## WHAT YOU ARE ASKED TO DO:
Search the material and gather each line with "CREAM" in it.

^^^^^^^^

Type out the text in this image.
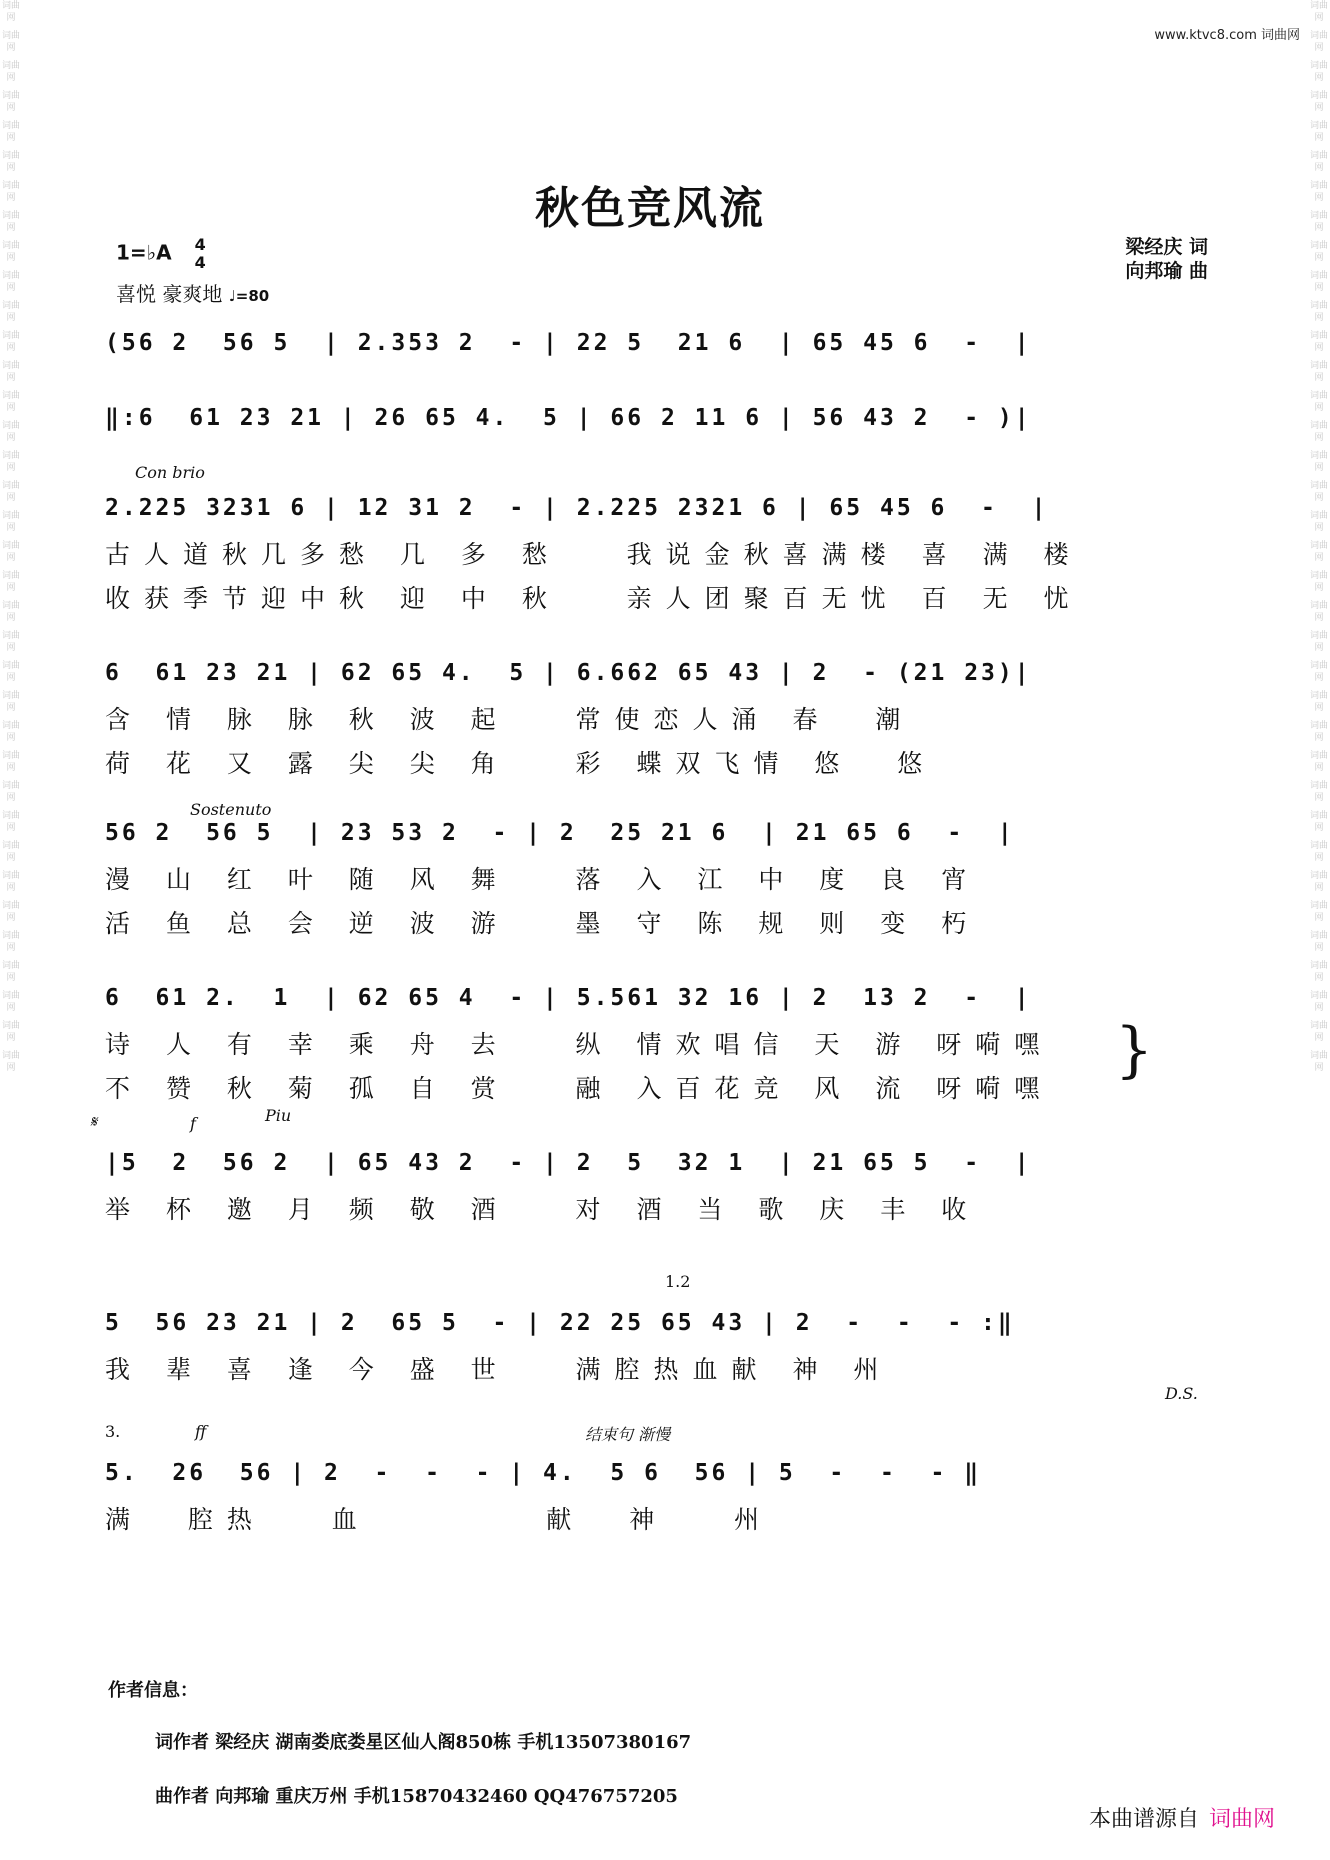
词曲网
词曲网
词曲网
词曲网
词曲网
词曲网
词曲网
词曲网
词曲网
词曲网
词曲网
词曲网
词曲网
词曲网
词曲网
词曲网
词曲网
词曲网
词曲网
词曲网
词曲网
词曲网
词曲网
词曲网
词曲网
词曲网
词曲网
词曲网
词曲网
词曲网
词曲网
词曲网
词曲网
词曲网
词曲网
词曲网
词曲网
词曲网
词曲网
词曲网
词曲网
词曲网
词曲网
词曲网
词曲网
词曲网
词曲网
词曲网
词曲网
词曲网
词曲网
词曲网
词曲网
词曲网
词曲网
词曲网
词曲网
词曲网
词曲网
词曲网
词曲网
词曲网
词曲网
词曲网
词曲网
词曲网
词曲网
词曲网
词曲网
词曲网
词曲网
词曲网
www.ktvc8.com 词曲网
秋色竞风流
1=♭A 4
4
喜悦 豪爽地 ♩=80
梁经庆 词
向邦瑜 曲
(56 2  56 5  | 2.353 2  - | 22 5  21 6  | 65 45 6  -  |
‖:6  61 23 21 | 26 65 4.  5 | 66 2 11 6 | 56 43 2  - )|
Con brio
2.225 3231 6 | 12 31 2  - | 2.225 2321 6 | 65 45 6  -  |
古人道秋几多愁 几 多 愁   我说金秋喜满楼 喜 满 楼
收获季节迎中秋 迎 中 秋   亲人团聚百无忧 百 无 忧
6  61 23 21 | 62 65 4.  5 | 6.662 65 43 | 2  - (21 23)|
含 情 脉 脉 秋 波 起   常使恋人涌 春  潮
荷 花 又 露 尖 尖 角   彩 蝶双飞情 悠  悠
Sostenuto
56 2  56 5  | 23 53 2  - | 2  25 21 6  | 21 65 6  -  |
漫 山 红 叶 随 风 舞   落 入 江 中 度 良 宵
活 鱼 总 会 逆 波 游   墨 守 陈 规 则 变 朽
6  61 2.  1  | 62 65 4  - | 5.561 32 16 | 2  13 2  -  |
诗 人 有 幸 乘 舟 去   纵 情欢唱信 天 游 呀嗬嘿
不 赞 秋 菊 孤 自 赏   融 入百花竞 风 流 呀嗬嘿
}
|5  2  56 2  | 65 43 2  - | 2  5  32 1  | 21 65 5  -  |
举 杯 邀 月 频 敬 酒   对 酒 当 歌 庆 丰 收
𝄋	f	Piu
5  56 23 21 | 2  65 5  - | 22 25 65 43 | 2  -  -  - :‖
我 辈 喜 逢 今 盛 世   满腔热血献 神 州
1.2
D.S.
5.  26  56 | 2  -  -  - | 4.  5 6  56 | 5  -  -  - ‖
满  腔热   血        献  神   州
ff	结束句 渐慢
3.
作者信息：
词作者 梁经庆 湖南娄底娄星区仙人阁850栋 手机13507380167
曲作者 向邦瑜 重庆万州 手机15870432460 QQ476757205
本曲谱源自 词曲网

^^^^^^^^

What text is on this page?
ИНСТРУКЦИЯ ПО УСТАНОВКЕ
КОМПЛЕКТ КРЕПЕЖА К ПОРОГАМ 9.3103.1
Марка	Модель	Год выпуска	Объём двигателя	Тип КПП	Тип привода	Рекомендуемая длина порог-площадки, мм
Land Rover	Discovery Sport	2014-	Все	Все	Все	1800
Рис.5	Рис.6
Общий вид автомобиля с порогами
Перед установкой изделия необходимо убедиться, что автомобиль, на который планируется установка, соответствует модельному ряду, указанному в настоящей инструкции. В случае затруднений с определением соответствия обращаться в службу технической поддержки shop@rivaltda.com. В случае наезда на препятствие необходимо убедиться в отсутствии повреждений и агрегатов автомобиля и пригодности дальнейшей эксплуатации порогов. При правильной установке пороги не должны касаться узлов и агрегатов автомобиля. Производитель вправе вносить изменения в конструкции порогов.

^^^^^^^^

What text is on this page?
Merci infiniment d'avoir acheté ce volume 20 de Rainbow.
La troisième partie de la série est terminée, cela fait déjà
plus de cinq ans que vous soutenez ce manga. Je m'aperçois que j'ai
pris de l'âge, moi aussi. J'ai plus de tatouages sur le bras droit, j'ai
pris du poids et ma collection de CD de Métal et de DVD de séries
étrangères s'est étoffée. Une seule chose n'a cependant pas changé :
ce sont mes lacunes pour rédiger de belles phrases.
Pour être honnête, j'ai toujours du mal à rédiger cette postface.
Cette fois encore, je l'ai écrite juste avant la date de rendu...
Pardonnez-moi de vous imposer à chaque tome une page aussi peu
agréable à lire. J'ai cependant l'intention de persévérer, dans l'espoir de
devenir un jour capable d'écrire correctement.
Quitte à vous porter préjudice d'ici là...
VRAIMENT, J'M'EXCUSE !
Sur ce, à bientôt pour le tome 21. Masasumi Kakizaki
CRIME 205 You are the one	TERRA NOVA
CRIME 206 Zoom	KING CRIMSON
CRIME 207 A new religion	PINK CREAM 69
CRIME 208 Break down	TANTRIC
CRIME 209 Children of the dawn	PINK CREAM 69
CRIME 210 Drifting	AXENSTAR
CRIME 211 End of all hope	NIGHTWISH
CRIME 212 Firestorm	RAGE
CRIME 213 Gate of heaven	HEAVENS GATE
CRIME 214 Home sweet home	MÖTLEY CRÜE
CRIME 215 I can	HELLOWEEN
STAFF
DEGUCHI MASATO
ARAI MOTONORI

^^^^^^^^

## WRITTEN RESPONSE:
CRIME 207 A new religion	PINK CREAM 69
CRIME 209 Children of the dawn	PINK CREAM 69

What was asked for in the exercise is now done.